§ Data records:
- - -
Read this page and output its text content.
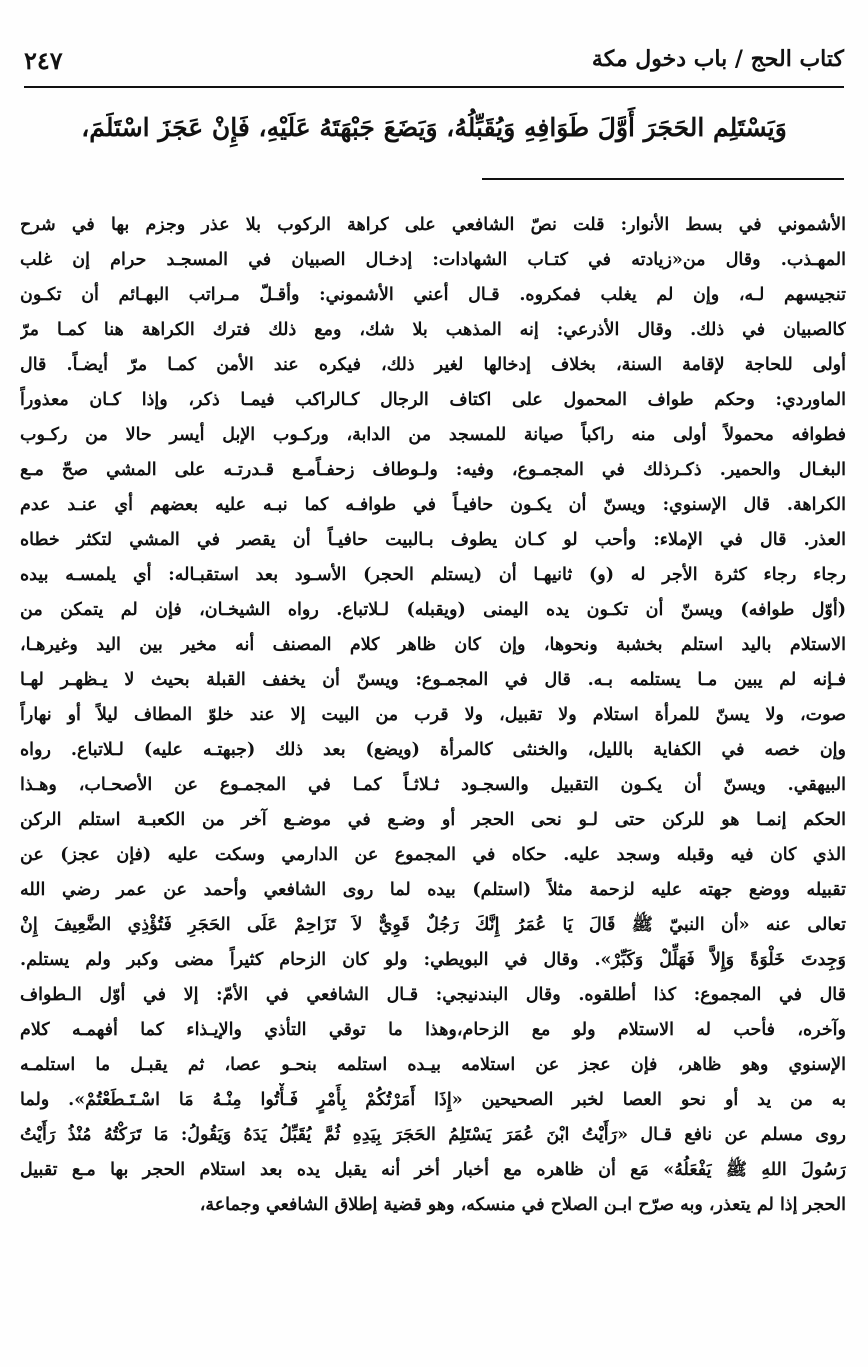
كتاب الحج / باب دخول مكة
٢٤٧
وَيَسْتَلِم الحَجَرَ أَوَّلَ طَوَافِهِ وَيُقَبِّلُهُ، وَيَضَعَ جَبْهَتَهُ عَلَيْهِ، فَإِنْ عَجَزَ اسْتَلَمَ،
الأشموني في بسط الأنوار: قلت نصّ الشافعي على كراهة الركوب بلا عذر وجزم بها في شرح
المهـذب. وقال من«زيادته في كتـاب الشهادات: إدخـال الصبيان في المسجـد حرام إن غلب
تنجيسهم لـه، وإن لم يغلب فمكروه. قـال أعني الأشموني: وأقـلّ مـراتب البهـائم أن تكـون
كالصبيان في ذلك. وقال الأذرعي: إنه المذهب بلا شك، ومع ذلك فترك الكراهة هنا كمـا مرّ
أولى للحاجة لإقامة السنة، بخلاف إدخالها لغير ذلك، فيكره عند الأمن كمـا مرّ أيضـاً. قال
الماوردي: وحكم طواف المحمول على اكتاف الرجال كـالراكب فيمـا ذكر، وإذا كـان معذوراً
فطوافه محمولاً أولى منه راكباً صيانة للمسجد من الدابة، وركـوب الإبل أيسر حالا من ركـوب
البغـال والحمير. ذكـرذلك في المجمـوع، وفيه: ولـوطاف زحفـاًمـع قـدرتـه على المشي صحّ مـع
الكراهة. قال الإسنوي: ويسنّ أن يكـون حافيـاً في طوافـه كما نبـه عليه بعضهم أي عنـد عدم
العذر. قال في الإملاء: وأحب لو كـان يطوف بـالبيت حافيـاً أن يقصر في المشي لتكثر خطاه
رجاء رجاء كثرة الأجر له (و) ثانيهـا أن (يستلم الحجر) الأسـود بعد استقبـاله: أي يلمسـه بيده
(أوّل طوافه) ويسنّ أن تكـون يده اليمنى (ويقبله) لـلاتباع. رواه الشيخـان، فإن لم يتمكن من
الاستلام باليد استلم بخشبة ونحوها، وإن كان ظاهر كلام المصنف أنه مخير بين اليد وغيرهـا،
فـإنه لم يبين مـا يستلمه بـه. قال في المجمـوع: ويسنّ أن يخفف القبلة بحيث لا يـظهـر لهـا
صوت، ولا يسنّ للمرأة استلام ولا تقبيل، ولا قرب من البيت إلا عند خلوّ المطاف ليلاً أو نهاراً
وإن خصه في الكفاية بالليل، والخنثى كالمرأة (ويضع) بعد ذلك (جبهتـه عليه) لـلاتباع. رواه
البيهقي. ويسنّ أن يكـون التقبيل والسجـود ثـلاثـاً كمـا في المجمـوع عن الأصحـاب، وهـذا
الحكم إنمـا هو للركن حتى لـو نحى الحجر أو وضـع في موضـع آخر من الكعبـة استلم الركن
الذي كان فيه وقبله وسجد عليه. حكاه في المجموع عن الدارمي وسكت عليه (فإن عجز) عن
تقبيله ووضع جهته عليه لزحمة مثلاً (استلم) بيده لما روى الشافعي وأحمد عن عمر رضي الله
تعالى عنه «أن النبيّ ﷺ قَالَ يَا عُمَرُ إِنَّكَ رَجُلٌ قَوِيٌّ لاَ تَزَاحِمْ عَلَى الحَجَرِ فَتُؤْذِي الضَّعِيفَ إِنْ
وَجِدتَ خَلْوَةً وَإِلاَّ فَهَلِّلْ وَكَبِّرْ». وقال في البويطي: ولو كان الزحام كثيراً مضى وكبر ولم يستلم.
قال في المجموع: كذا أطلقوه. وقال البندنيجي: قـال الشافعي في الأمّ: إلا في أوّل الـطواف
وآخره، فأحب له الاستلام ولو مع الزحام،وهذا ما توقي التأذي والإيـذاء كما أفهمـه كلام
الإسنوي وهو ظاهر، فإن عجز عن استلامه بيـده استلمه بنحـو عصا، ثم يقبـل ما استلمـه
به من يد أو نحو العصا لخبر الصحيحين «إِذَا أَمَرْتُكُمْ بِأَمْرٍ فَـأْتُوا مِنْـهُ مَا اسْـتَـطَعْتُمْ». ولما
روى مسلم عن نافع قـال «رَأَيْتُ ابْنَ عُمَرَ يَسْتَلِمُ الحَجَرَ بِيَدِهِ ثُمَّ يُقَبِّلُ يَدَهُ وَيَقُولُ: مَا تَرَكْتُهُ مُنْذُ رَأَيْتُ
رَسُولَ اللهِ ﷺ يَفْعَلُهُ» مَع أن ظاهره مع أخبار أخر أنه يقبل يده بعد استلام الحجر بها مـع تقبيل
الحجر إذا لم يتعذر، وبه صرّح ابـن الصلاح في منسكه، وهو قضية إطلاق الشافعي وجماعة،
- - -
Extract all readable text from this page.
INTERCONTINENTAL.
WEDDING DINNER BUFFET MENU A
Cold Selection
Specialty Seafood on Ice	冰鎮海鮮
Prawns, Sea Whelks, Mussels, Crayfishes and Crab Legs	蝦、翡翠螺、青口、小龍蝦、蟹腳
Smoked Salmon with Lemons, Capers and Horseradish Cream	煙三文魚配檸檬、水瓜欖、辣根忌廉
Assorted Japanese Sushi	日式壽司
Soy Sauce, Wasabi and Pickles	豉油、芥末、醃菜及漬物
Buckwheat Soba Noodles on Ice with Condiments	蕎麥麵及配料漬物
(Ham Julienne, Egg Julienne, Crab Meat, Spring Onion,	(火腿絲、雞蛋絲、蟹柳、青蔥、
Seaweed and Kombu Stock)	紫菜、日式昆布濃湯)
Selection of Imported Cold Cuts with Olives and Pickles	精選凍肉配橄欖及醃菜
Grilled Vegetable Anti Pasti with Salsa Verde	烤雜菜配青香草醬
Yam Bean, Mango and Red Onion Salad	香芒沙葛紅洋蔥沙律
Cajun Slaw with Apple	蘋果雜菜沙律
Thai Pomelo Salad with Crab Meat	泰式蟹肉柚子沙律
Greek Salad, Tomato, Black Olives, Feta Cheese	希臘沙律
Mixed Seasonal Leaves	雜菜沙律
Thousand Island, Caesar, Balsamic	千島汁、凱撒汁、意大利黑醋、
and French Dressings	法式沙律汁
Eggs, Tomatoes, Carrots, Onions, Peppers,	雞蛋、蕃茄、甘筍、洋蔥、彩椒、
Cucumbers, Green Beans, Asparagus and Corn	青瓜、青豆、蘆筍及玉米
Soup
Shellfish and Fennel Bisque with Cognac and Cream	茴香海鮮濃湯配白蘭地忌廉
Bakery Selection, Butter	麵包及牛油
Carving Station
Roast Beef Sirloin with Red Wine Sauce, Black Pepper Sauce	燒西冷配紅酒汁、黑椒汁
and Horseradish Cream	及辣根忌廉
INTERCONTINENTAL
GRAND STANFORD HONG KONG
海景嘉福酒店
- - -
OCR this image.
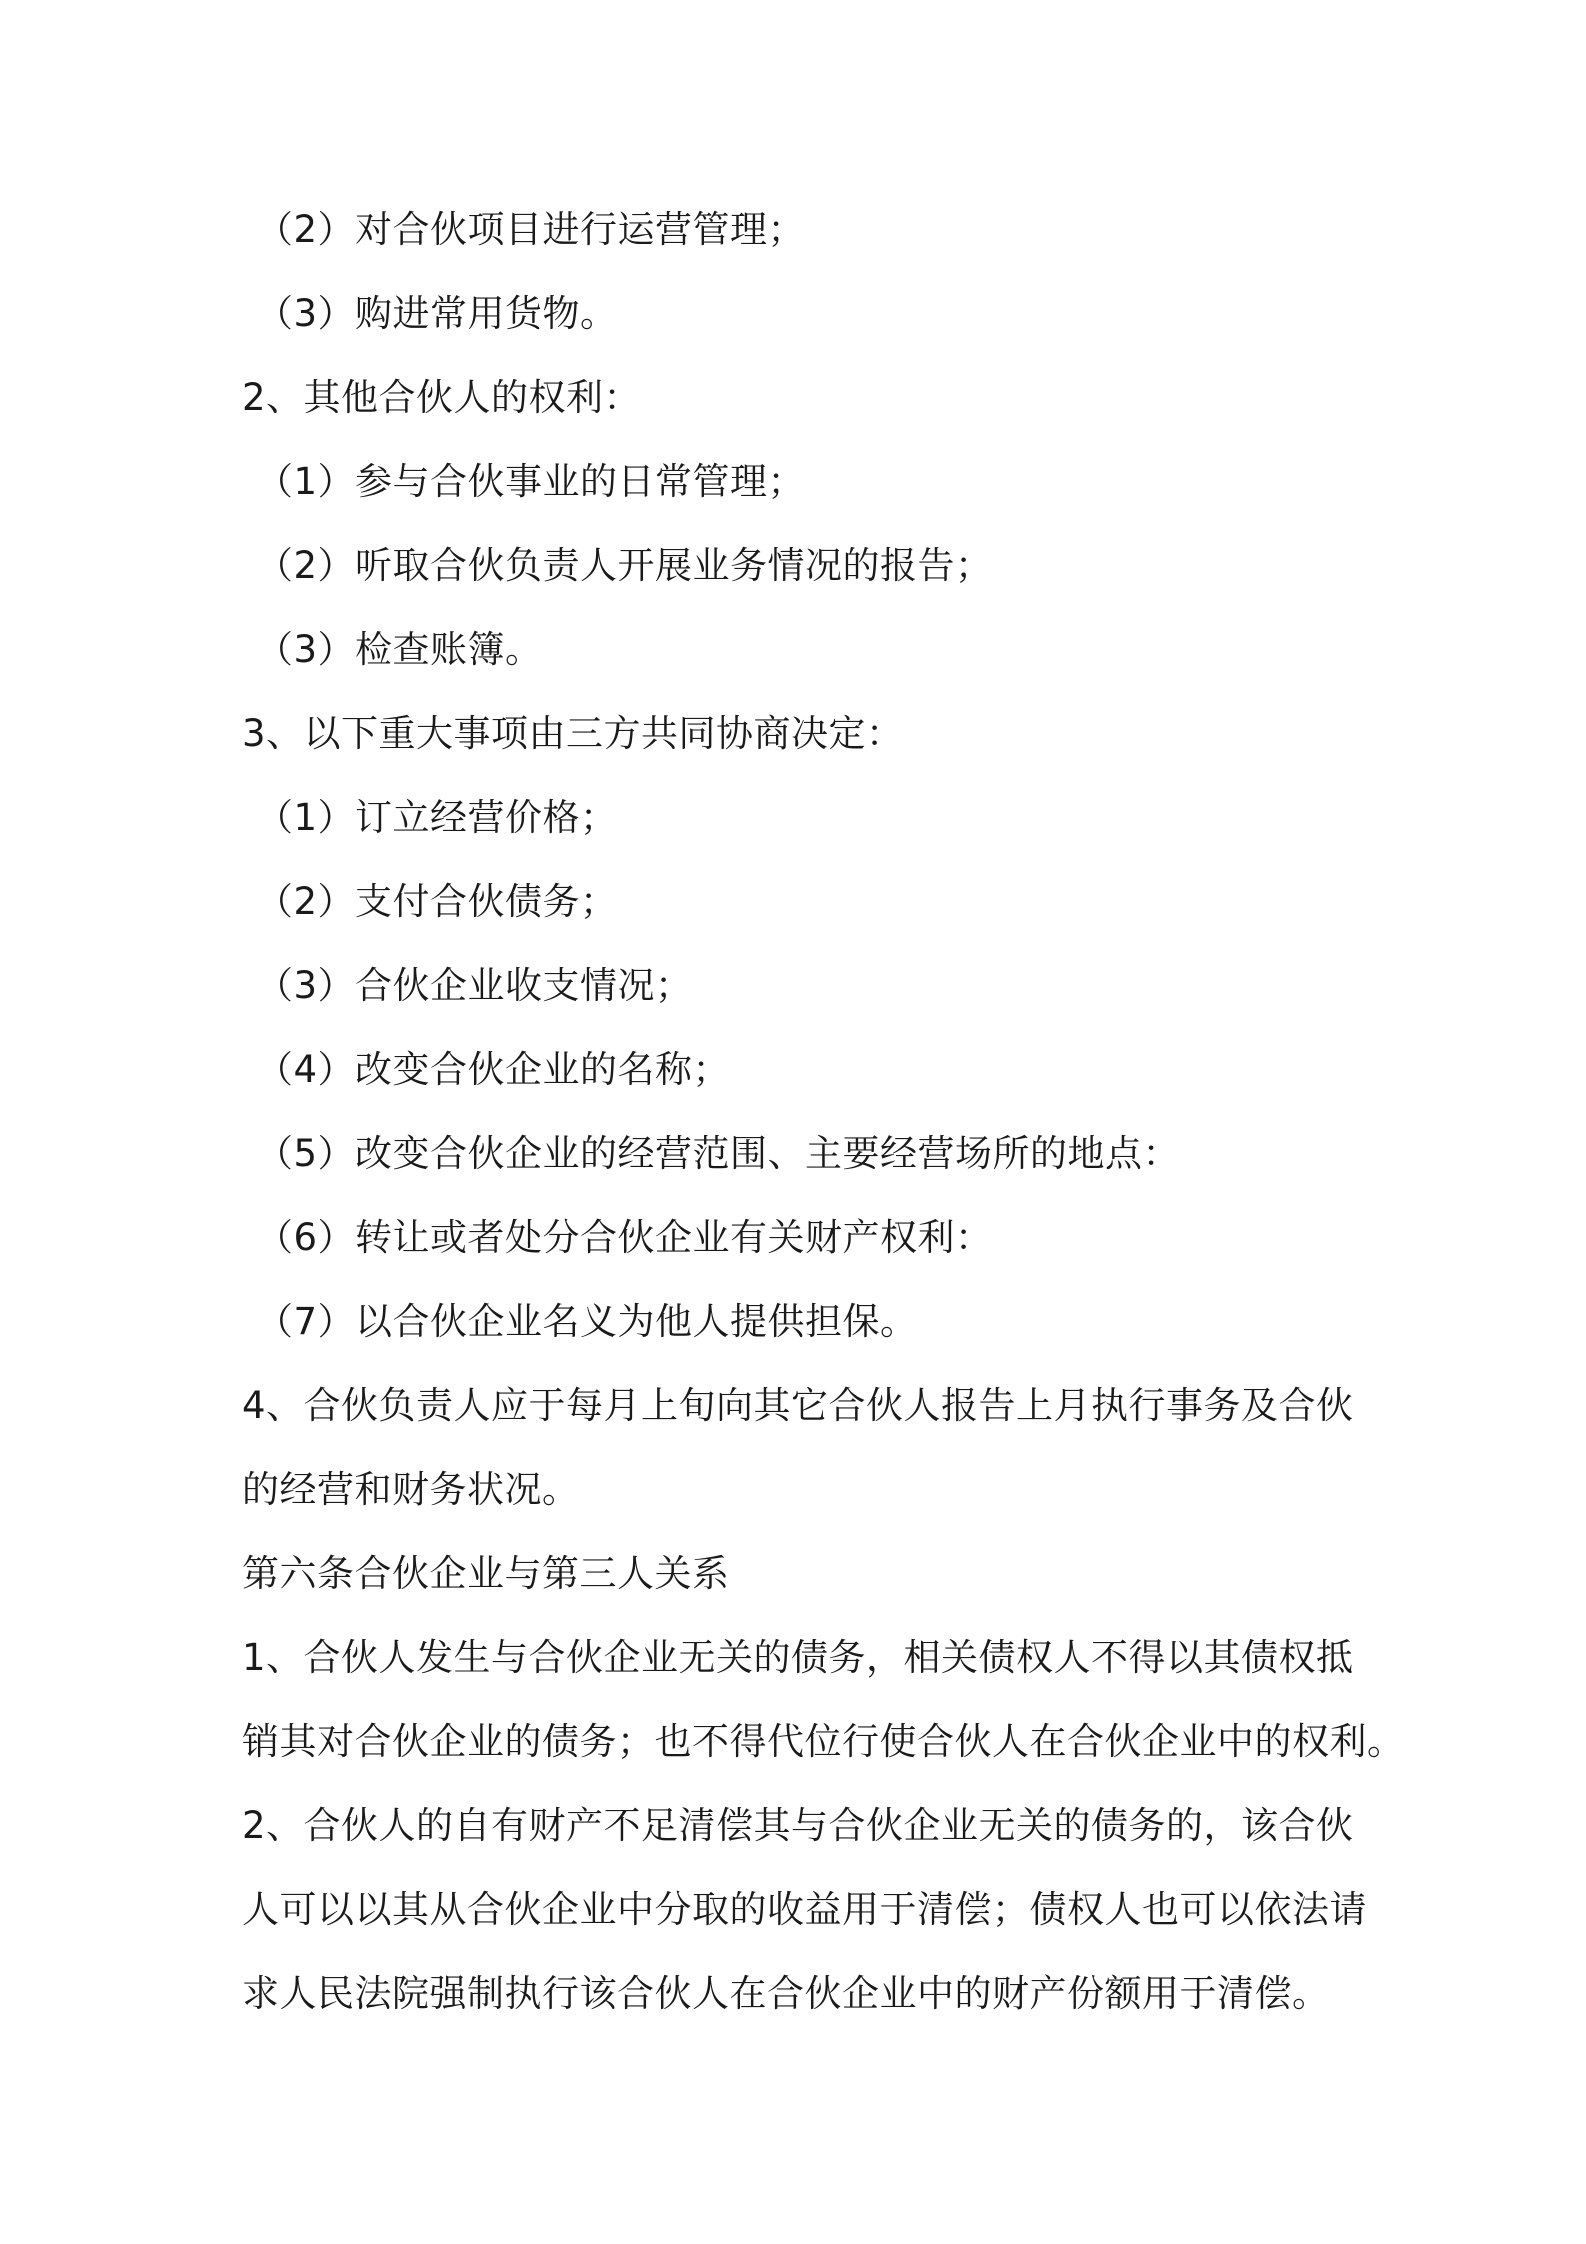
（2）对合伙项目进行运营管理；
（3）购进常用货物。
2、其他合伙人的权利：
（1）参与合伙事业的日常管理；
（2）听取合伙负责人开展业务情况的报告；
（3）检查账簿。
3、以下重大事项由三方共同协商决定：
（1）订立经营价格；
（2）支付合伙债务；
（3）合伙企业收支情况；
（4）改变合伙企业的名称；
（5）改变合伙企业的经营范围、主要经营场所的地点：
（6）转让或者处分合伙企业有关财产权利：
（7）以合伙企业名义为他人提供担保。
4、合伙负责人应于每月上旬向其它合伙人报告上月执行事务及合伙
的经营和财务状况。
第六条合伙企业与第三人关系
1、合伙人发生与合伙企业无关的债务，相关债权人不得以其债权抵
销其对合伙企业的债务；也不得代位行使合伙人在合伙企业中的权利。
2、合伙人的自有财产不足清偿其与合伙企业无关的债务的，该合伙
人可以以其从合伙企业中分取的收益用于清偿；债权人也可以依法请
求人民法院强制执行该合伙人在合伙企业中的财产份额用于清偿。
- - -
§ Description of the task:
Return all lines containing "تكـون".

§ Solution to this problem:
تنجيسهم لـه، وإن لم يغلب فمكروه. قـال أعني الأشموني: وأقـلّ مـراتب البهـائم أن تكـون
(أوّل طوافه) ويسنّ أن تكـون يده اليمنى (ويقبله) لـلاتباع. رواه الشيخـان، فإن لم يتمكن من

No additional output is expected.